**** Material for this task
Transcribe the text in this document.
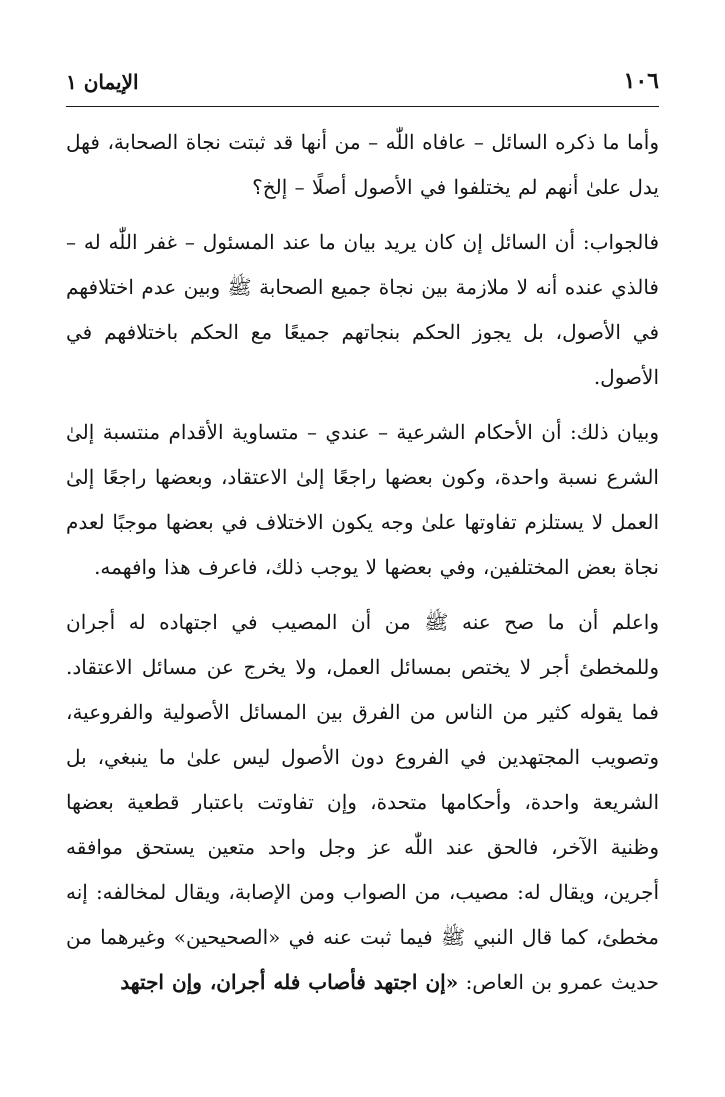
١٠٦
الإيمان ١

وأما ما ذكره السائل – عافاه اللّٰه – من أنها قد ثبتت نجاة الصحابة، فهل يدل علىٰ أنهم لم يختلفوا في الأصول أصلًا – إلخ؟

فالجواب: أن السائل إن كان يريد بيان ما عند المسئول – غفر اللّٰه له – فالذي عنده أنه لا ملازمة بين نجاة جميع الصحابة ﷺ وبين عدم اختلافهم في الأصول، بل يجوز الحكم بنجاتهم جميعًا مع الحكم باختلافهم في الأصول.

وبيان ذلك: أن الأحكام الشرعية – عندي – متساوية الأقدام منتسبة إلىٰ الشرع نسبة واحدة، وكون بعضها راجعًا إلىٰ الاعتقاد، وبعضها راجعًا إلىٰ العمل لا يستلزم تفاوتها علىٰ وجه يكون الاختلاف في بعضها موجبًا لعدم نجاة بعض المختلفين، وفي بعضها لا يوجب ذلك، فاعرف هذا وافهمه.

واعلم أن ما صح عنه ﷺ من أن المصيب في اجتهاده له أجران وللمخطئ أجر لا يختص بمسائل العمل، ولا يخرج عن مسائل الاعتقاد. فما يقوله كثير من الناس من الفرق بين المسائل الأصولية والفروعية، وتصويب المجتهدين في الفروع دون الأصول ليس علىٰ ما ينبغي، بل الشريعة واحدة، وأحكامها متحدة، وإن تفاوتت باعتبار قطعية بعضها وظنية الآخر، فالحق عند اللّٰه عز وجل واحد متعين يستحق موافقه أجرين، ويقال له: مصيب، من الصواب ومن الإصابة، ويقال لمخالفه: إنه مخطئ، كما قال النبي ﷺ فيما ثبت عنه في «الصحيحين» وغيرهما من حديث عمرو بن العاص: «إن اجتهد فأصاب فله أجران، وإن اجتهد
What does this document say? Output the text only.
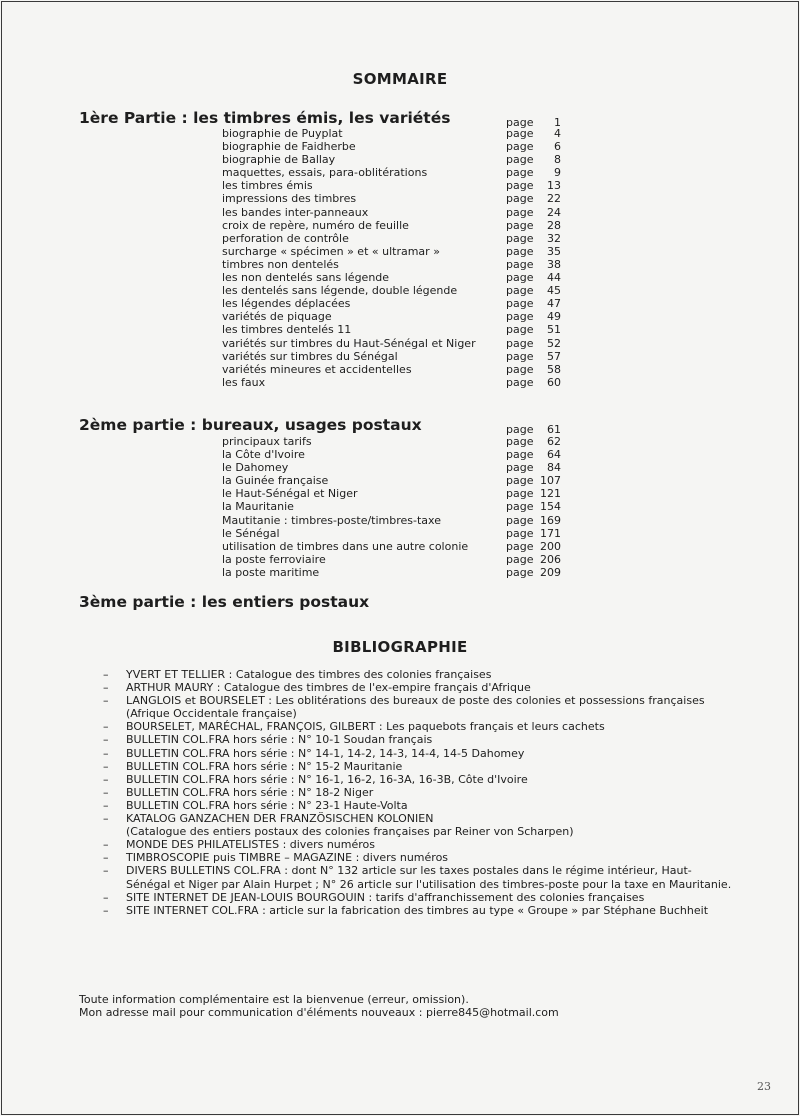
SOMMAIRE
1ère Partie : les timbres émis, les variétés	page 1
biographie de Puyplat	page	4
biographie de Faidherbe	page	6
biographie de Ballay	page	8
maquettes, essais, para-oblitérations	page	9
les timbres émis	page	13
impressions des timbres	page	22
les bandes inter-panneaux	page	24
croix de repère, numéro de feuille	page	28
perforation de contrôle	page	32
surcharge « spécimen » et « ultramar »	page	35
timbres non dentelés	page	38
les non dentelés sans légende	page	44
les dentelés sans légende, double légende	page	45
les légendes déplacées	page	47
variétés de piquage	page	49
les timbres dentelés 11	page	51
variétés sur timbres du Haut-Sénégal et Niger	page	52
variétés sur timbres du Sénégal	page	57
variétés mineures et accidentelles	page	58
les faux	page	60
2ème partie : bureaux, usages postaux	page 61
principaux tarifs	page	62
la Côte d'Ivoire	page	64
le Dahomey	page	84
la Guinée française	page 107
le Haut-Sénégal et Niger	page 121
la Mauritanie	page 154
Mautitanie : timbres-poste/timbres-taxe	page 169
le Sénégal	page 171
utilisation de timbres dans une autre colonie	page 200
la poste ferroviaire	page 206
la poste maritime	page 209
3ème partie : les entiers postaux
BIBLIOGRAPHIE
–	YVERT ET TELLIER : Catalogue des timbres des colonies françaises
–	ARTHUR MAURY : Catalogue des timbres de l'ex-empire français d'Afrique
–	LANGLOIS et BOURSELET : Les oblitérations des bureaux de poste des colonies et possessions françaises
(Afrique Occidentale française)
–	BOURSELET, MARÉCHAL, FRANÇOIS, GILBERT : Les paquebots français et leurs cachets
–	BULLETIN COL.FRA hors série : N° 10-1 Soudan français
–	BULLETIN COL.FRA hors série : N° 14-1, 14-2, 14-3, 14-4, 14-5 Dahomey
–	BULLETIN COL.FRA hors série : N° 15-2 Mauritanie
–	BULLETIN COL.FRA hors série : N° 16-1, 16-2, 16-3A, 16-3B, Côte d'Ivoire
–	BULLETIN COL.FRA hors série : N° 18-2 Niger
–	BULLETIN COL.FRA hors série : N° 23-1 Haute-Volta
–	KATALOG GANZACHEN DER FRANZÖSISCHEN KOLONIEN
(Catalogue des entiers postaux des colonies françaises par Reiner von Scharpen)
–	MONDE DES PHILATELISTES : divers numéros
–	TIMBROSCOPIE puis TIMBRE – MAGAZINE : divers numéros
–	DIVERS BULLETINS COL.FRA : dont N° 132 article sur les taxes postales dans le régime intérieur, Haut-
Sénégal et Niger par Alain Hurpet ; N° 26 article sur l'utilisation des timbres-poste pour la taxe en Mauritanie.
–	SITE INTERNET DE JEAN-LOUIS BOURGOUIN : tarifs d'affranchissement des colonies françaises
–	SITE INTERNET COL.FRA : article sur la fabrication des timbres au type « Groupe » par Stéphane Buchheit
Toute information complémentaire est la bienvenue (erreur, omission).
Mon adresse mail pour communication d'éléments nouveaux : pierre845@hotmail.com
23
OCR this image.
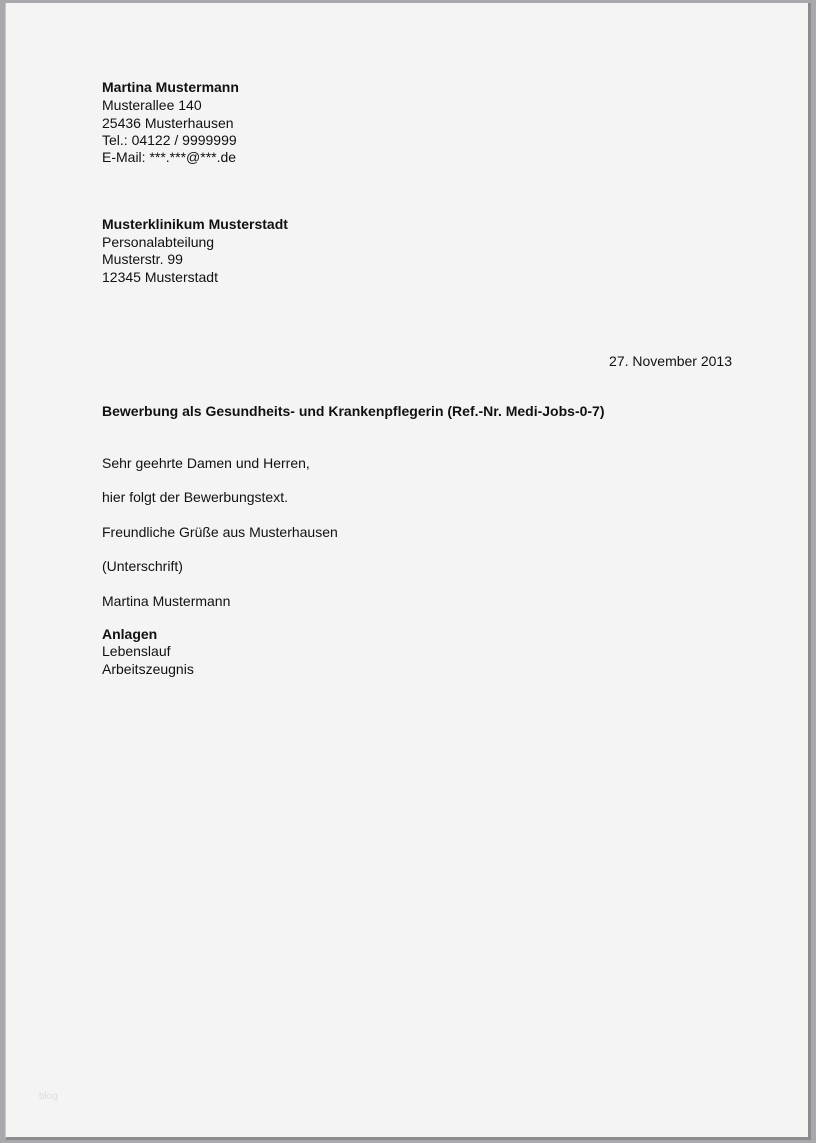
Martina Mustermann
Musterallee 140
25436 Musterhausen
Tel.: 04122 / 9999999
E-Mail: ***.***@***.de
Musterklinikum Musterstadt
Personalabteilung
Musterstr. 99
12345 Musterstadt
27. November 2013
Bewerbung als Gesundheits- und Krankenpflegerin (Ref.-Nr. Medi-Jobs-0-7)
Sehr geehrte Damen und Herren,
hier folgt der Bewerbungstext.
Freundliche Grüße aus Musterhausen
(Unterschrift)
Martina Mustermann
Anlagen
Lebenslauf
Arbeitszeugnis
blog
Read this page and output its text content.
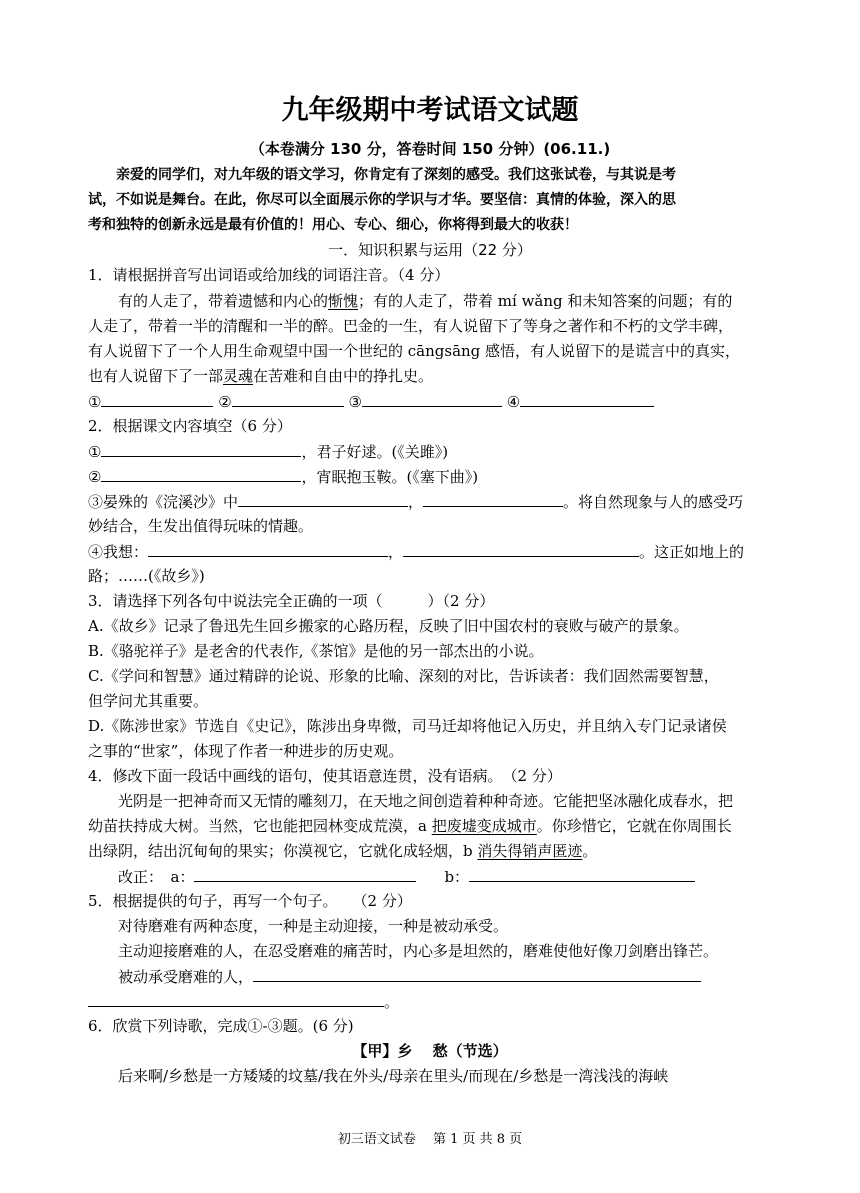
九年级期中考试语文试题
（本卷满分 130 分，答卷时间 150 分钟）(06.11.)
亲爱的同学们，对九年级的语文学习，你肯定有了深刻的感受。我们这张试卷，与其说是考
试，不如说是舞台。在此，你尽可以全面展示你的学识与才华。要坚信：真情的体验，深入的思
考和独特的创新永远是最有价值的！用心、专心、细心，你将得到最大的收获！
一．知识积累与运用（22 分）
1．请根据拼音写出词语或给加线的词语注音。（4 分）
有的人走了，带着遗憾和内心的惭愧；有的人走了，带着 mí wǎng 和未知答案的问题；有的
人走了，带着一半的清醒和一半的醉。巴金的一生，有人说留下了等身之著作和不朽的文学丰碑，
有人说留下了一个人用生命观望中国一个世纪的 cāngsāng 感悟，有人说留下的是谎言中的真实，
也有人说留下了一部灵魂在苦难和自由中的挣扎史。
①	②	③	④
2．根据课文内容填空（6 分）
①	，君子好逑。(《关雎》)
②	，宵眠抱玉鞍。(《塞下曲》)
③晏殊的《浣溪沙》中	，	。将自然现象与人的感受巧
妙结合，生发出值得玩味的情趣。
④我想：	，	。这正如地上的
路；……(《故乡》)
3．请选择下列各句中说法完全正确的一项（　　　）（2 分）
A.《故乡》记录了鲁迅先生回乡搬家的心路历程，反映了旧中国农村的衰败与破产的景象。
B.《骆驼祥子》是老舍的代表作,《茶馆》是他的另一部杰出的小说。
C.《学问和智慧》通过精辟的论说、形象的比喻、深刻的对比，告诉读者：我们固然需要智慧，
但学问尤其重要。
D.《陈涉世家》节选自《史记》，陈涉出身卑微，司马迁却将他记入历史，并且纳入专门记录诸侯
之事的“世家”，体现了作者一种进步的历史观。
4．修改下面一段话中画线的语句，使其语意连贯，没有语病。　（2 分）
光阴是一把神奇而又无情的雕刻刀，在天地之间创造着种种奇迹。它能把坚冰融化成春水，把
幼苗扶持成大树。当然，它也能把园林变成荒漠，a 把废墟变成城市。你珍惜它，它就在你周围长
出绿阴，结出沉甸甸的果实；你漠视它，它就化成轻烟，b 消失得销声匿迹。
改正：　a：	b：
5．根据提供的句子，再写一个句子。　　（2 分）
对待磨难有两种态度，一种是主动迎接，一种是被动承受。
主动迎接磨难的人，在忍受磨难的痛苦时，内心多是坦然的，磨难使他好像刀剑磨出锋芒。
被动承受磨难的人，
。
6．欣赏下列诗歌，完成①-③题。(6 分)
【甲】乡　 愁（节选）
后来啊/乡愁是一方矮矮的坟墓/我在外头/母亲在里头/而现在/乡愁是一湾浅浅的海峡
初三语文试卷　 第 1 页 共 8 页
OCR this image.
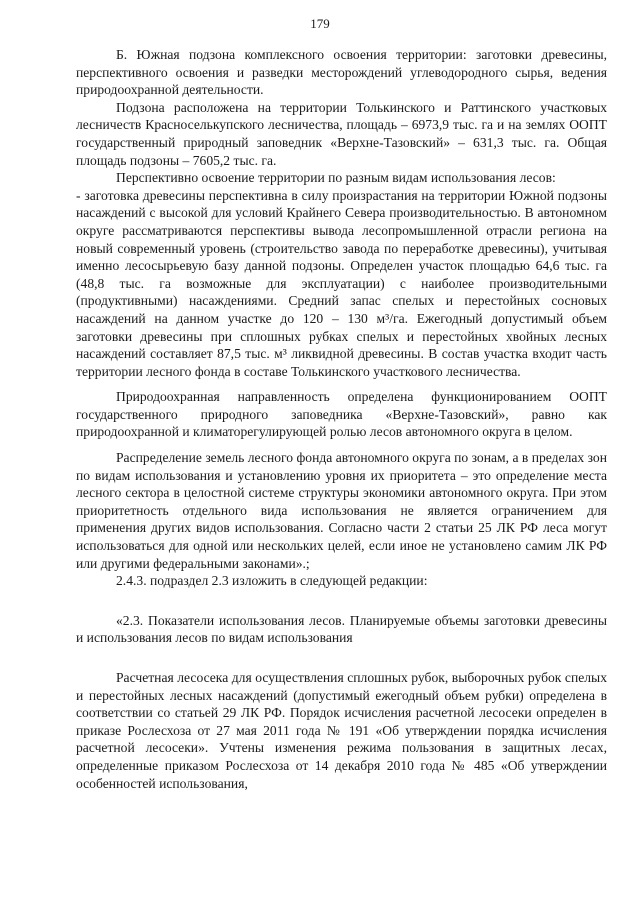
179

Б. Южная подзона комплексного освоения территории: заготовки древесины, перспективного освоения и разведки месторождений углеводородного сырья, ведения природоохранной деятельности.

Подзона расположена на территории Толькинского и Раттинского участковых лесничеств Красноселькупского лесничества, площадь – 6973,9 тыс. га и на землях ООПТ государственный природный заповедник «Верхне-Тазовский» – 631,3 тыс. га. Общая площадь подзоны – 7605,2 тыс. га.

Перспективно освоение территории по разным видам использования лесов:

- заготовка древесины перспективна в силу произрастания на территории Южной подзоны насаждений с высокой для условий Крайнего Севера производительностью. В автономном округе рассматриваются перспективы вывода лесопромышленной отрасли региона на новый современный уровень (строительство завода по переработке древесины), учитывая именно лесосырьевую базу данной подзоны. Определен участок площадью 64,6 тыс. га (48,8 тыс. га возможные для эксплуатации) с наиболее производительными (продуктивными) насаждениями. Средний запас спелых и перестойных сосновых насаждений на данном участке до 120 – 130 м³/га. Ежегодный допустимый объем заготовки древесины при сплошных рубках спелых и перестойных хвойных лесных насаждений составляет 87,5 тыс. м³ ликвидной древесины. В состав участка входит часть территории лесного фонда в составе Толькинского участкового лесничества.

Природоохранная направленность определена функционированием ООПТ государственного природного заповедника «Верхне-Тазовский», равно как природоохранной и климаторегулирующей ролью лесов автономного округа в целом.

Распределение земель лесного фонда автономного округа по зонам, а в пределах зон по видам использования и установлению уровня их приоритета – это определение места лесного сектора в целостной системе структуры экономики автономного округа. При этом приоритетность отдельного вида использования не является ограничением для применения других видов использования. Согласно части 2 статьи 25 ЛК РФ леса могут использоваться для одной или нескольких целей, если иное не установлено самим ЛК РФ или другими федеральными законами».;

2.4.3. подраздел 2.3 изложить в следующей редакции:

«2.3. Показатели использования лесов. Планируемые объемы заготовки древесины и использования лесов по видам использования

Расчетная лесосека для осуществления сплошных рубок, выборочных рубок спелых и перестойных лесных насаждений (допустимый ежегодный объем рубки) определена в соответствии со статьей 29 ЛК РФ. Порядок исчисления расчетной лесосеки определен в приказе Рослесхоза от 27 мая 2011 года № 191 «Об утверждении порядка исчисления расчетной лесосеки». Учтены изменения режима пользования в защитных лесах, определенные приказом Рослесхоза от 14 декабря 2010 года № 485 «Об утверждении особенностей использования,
********
### Exercise aim
Your task is to collect every line above that contains the word "лесных".

### Output
- заготовка древесины перспективна в силу произрастания на территории Южной подзоны насаждений с высокой для условий Крайнего Севера производительностью. В автономном округе рассматриваются перспективы вывода лесопромышленной отрасли региона на новый современный уровень (строительство завода по переработке древесины), учитывая именно лесосырьевую базу данной подзоны. Определен участок площадью 64,6 тыс. га (48,8 тыс. га возможные для эксплуатации) с наиболее производительными (продуктивными) насаждениями. Средний запас спелых и перестойных сосновых насаждений на данном участке до 120 – 130 м³/га. Ежегодный допустимый объем заготовки древесины при сплошных рубках спелых и перестойных хвойных лесных насаждений составляет 87,5 тыс. м³ ликвидной древесины. В состав участка входит часть территории лесного фонда в составе Толькинского участкового лесничества.
Расчетная лесосека для осуществления сплошных рубок, выборочных рубок спелых и перестойных лесных насаждений (допустимый ежегодный объем рубки) определена в соответствии со статьей 29 ЛК РФ. Порядок исчисления расчетной лесосеки определен в приказе Рослесхоза от 27 мая 2011 года № 191 «Об утверждении порядка исчисления расчетной лесосеки». Учтены изменения режима пользования в защитных лесах, определенные приказом Рослесхоза от 14 декабря 2010 года № 485 «Об утверждении особенностей использования,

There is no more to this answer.